__Source passage__.
================
RAIDframe

Intro
TODO
Status
Download
How-to
Performance
Credits

Intro
This project brings RAIDframe to FreeBSD, with some extras. It is based on the NetBSD RAIDframe port by Greg Oster which in turn is based on the RAID research and prototyping tool developed by the Parallel Data Laboratory at Carnegie Mellon University. This port, and the NetBSD port, are based on RAIDframe version 1.1 and provide the following features:
  • Threaded RAID engine contained within the kernel.
  • Fast, solid, and tested performance that is well-suited for a production environment.
  • Well documented and flexible framework that is ideal for RAID research and prototyping.
  • Large number of RAID features, like RAID 0/1/4/5/6, hot spares, parity logging, etc. Through the configuration utility, spares can be hot added, components can be failed, reconstruction started/monitored, and parity regenerated.
  • Autoconfiguration of arrays at boot time, and root mounting of these arrays.
  • Independence from the lower level device. Arrays can be constructed out of any block device, whether it's IDE, SCSI, or another array.

The code is relatively unchanged from NetBSD with the exception of the kernel interface, which has undergone some major work. Raid devices are now dynamically created through a raid control device, eliminating the compile-time constraints present in NetBSD.

TODO
  • Stability. No testing has been done under SMP in the 5-CURRENT branch. The original 4-STABLE work was developed exclusively on an SMP machine, but the differences between 4.x and 5.x are huge. Error recovery also has not been extensively tested.
  • Push DAG selection to the kthread, or pre-allocate DAG selection resources. In the current code, the strategy() path leads to code that selects the correct DAG for the operation. Unfortunately, it does several mallocs during this process. If the mallocs cannot be avoided, then this code needs to be pushed to the kthread.
================
__Given problem 1__. Repeat the records from the line containing "extract all elements" to the line containing "99, 447, 116]", including both of those lines.

__Extracted information__.
================
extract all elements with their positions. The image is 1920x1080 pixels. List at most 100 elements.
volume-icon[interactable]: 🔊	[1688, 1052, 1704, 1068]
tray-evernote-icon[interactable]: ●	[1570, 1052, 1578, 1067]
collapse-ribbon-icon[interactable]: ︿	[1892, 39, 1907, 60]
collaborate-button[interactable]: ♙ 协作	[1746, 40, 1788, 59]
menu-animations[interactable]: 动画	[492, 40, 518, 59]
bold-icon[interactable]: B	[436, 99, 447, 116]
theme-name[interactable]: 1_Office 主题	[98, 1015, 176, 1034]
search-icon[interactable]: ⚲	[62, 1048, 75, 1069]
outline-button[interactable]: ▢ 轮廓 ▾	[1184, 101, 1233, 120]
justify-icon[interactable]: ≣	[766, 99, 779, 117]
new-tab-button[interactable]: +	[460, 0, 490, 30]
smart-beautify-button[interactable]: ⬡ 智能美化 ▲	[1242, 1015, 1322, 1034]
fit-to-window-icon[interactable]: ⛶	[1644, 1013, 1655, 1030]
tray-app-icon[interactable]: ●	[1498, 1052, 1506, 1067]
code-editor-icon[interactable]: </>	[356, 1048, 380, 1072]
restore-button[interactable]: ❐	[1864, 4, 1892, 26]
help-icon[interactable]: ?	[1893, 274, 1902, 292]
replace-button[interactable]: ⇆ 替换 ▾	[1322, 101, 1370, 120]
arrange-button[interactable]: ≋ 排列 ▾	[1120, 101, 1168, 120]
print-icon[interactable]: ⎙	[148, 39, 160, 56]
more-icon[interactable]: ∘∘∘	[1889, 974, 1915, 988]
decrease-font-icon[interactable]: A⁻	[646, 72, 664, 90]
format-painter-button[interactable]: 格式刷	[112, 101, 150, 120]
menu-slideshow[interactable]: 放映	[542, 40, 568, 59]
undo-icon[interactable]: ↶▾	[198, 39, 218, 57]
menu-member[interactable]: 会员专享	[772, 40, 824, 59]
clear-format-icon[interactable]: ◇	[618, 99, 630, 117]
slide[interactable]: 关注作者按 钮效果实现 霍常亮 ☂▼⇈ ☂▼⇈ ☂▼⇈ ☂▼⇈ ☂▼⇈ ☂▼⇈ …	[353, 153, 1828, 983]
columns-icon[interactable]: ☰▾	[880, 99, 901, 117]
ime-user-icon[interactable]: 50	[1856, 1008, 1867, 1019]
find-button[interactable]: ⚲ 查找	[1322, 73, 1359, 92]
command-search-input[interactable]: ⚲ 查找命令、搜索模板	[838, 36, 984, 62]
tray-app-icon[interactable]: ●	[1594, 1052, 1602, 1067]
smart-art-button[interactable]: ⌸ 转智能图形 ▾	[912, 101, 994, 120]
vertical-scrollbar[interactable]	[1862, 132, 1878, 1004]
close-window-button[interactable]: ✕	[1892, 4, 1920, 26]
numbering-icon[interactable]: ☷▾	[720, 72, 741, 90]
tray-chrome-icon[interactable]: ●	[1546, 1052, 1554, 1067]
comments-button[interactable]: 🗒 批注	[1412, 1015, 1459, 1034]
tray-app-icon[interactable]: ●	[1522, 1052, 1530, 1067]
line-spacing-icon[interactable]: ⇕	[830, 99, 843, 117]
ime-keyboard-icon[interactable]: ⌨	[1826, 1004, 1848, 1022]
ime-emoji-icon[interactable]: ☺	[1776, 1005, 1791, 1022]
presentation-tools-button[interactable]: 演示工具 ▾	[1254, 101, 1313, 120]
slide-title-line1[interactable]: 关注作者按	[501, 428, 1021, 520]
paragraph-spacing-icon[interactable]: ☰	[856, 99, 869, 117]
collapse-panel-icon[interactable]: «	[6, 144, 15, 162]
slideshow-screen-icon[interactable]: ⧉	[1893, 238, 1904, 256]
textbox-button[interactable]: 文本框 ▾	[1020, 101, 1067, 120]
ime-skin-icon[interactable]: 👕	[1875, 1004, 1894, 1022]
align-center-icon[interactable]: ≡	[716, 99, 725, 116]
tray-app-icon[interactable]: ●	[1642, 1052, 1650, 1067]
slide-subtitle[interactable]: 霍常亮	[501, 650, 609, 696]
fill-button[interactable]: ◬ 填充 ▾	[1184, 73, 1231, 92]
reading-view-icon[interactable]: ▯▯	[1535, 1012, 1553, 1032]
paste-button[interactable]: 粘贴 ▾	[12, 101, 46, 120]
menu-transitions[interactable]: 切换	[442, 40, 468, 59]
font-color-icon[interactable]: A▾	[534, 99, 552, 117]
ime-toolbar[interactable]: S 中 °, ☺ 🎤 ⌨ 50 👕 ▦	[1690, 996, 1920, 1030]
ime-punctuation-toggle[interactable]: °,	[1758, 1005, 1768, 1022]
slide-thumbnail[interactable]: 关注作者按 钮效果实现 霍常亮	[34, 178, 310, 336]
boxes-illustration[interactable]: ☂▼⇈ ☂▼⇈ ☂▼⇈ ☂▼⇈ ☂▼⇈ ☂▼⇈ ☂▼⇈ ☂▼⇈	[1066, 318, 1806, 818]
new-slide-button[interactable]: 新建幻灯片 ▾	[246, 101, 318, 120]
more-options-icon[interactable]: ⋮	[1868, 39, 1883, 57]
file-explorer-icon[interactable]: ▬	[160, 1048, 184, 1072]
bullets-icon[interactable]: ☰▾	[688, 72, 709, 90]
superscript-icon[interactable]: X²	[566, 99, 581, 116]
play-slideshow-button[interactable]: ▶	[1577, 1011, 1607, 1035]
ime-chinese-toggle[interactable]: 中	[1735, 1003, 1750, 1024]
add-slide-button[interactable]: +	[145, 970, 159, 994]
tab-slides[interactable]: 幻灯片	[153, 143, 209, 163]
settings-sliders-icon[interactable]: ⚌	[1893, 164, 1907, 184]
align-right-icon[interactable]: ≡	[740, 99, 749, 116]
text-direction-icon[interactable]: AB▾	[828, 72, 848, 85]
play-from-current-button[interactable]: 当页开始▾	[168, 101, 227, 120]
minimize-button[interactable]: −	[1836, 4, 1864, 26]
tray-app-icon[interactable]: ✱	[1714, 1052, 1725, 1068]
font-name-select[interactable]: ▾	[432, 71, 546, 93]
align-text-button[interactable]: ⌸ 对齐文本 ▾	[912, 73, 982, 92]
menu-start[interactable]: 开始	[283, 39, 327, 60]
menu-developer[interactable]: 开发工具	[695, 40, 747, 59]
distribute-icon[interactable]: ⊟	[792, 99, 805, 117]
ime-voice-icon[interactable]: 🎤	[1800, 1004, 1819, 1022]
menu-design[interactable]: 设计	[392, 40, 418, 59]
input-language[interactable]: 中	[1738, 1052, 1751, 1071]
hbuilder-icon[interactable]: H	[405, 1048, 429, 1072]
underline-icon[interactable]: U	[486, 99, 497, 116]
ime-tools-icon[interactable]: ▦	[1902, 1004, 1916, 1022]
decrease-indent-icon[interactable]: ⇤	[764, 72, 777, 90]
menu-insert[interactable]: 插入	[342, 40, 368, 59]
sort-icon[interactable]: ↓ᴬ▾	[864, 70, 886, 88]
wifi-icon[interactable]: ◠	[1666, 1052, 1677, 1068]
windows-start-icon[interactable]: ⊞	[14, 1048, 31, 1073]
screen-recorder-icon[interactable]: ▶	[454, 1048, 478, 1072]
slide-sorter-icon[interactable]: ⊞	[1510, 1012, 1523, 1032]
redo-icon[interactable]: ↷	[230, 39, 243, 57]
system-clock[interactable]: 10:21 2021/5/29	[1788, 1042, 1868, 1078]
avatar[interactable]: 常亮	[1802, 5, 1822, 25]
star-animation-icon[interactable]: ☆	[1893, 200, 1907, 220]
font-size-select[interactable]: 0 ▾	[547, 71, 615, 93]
================
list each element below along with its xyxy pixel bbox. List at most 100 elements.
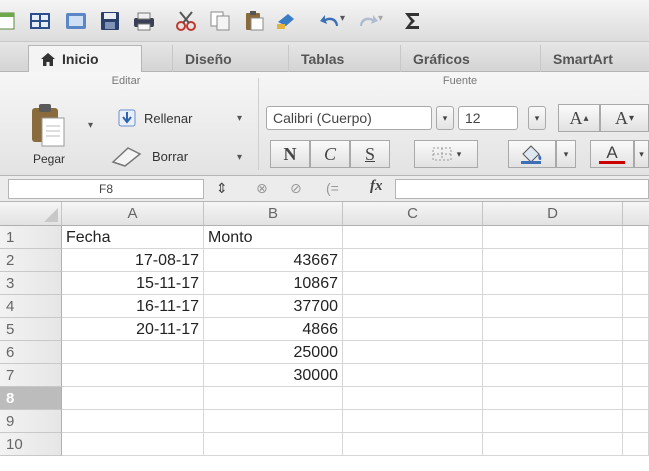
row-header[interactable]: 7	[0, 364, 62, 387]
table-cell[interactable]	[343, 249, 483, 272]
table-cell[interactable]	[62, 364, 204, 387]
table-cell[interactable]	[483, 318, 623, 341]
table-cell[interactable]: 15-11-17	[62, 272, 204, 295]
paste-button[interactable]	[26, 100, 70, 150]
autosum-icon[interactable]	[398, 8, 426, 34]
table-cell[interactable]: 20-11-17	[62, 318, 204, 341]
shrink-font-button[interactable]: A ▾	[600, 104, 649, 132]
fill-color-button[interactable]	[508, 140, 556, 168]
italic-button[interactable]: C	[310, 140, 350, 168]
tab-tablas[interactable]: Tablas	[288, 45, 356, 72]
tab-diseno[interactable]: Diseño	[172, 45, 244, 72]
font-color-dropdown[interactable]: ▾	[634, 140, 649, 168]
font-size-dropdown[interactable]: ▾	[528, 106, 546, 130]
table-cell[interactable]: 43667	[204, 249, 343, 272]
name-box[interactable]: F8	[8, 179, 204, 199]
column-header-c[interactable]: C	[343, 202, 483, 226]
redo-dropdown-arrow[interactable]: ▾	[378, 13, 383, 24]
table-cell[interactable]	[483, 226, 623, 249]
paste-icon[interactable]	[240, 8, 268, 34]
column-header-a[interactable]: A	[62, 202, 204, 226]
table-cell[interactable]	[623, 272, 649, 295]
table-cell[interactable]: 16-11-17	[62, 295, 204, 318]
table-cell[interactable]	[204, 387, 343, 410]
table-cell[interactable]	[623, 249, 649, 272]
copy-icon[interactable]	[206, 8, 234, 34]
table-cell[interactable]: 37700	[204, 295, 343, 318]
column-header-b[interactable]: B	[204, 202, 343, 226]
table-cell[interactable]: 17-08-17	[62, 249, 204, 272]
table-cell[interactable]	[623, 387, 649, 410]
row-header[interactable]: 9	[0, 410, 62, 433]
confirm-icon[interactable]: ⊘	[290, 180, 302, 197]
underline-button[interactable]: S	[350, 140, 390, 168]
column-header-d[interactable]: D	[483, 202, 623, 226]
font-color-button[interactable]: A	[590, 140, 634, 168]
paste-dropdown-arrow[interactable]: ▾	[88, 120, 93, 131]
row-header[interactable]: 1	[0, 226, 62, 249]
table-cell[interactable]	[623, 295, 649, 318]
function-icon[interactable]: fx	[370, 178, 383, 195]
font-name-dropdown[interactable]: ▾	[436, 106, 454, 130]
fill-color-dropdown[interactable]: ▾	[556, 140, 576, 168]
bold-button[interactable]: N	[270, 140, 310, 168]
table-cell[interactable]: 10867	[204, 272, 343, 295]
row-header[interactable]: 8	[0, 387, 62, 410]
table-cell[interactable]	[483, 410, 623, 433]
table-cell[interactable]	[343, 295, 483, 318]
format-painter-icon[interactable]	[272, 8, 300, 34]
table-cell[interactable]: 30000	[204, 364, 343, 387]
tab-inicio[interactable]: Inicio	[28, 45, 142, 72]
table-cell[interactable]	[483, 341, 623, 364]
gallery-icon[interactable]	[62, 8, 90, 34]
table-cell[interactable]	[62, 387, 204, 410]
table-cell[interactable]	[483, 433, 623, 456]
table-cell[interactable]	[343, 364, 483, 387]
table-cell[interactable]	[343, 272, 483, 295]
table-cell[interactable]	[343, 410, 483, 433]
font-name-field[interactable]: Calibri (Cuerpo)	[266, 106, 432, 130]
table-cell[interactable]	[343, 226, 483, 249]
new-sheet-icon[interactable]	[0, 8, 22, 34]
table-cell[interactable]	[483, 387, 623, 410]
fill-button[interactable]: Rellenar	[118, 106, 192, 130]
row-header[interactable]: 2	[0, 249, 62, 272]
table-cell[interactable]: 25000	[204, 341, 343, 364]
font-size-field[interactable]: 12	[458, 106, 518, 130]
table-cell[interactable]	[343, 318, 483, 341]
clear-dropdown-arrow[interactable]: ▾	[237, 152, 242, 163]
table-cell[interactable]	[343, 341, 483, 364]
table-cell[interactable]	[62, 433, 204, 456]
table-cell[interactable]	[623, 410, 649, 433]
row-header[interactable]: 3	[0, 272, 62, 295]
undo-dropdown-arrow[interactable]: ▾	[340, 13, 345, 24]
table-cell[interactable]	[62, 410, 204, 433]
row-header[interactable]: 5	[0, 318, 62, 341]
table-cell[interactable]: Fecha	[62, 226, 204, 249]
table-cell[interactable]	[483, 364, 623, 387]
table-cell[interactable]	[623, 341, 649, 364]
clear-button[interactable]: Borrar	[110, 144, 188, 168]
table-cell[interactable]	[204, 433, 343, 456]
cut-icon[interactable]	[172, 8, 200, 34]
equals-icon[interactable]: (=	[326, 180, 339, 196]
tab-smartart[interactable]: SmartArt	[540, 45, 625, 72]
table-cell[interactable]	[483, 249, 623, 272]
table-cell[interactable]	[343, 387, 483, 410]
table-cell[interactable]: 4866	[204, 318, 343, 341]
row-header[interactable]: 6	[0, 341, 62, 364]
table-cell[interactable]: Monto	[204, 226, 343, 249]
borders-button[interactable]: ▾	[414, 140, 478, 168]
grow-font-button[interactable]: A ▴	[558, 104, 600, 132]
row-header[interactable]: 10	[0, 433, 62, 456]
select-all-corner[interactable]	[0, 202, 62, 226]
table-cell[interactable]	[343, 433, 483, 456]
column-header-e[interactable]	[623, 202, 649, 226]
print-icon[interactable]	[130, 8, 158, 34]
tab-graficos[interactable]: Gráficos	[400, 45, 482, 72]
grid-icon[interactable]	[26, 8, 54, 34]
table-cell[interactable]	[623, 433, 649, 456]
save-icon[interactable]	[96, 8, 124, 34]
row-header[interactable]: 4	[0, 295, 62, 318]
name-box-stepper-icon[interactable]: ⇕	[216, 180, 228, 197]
================
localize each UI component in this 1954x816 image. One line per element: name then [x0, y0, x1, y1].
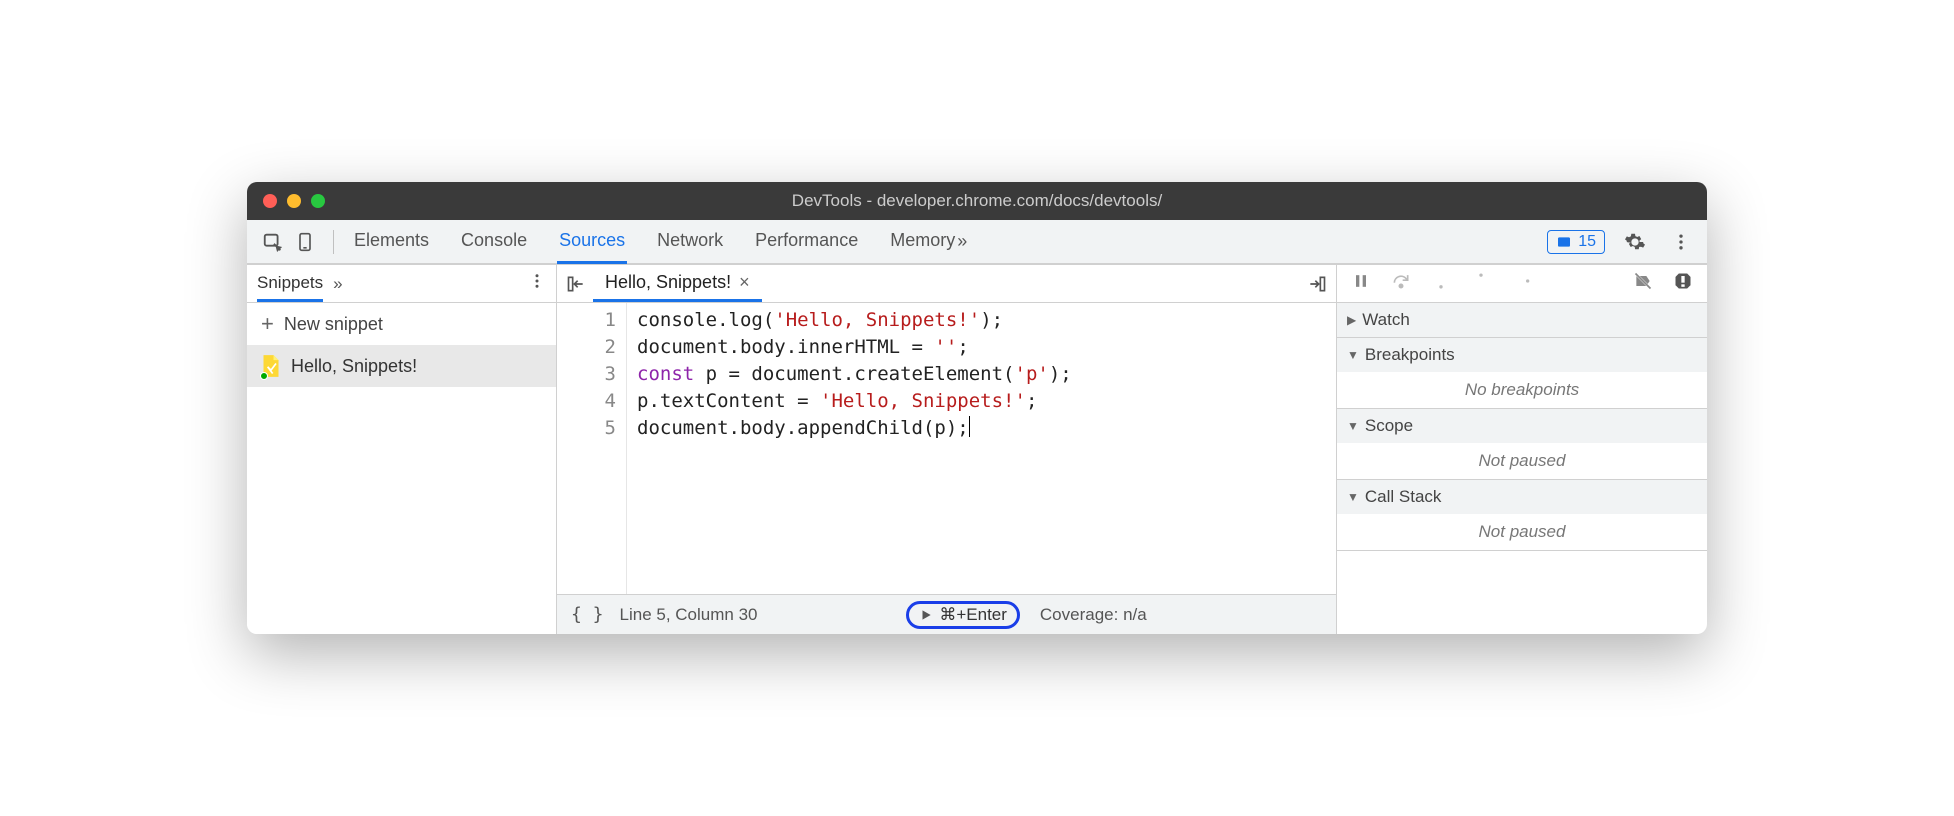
================
__Given problem 2__. Transcribe the RAIDframe page from "The code is" to "been extensively tested.".

__Written answer 1__.
extract all elements with their positions. The image is 1920x1080 pixels. List at most 100 elements.
volume-icon[interactable]: 🔊	[1688, 1052, 1704, 1068]
tray-evernote-icon[interactable]: ●	[1570, 1052, 1578, 1067]
collapse-ribbon-icon[interactable]: ︿	[1892, 39, 1907, 60]
collaborate-button[interactable]: ♙ 协作	[1746, 40, 1788, 59]
menu-animations[interactable]: 动画	[492, 40, 518, 59]
bold-icon[interactable]: B	[436, 99, 447, 116]

__Written answer 2__.
The code is relatively unchanged from NetBSD with the exception of the kernel interface, which has undergone some major work. Raid devices are now dynamically created through a raid control device, eliminating the compile-time constraints present in NetBSD.

TODO
  • Stability. No testing has been done under SMP in the 5-CURRENT branch. The original 4-STABLE work was developed exclusively on an SMP machine, but the differences between 4.x and 5.x are huge. Error recovery also has not been extensively tested.